* Collection entries *

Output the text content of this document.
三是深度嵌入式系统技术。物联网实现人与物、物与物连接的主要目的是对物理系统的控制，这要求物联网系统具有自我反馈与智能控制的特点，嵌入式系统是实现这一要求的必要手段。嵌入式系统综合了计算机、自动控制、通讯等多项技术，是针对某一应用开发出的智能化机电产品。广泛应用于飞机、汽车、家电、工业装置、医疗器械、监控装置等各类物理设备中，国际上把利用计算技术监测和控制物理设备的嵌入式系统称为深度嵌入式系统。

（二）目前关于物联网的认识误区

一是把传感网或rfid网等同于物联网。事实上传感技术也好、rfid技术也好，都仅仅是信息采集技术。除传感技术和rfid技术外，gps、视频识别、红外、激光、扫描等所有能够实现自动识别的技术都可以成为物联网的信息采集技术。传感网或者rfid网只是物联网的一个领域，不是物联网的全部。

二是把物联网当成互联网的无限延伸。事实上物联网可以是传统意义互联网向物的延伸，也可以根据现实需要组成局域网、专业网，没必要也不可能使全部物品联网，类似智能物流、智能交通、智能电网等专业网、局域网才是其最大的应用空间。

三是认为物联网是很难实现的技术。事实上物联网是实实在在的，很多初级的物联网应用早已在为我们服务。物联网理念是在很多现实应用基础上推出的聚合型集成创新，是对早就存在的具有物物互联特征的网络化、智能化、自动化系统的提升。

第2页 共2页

* Requirement *
Reproduce the listing above word for word.

* Complete output *
Output the text content of this document.
三是深度嵌入式系统技术。物联网实现人与物、物与物连接的主要目的是对物理系统的控制，这要求物联网系统具有自我反馈与智能控制的特点，嵌入式系统是实现这一要求的必要手段。嵌入式系统综合了计算机、自动控制、通讯等多项技术，是针对某一应用开发出的智能化机电产品。广泛应用于飞机、汽车、家电、工业装置、医疗器械、监控装置等各类物理设备中，国际上把利用计算技术监测和控制物理设备的嵌入式系统称为深度嵌入式系统。

（二）目前关于物联网的认识误区

一是把传感网或rfid网等同于物联网。事实上传感技术也好、rfid技术也好，都仅仅是信息采集技术。除传感技术和rfid技术外，gps、视频识别、红外、激光、扫描等所有能够实现自动识别的技术都可以成为物联网的信息采集技术。传感网或者rfid网只是物联网的一个领域，不是物联网的全部。

二是把物联网当成互联网的无限延伸。事实上物联网可以是传统意义互联网向物的延伸，也可以根据现实需要组成局域网、专业网，没必要也不可能使全部物品联网，类似智能物流、智能交通、智能电网等专业网、局域网才是其最大的应用空间。

三是认为物联网是很难实现的技术。事实上物联网是实实在在的，很多初级的物联网应用早已在为我们服务。物联网理念是在很多现实应用基础上推出的聚合型集成创新，是对早就存在的具有物物互联特征的网络化、智能化、自动化系统的提升。

第2页 共2页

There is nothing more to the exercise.